> **Task to carry out**: Your task is to copy the listing exactly, with the pictures left out.

══ Data provided

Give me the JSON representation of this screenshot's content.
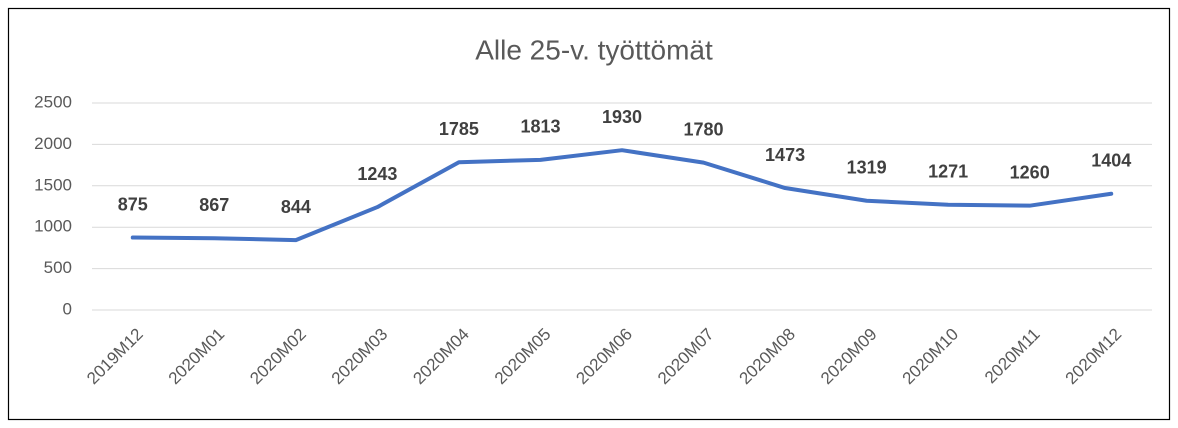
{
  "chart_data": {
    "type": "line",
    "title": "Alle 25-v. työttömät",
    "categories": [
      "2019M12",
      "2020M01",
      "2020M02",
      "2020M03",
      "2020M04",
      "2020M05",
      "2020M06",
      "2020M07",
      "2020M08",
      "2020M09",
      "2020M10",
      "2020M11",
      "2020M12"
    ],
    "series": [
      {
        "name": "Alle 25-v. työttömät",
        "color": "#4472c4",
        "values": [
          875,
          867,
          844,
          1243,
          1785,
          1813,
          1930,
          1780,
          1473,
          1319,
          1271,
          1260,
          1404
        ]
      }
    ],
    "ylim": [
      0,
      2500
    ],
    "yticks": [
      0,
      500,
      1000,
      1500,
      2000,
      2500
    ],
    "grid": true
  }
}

════

> **Response to the task**:
Give me the JSON representation of this screenshot's content.
{
  "chart_data": {
    "type": "line",
    "title": "Alle 25-v. työttömät",
    "categories": [
      "2019M12",
      "2020M01",
      "2020M02",
      "2020M03",
      "2020M04",
      "2020M05",
      "2020M06",
      "2020M07",
      "2020M08",
      "2020M09",
      "2020M10",
      "2020M11",
      "2020M12"
    ],
    "series": [
      {
        "name": "Alle 25-v. työttömät",
        "color": "#4472c4",
        "values": [
          875,
          867,
          844,
          1243,
          1785,
          1813,
          1930,
          1780,
          1473,
          1319,
          1271,
          1260,
          1404
        ]
      }
    ],
    "ylim": [
      0,
      2500
    ],
    "yticks": [
      0,
      500,
      1000,
      1500,
      2000,
      2500
    ],
    "grid": true
  }
}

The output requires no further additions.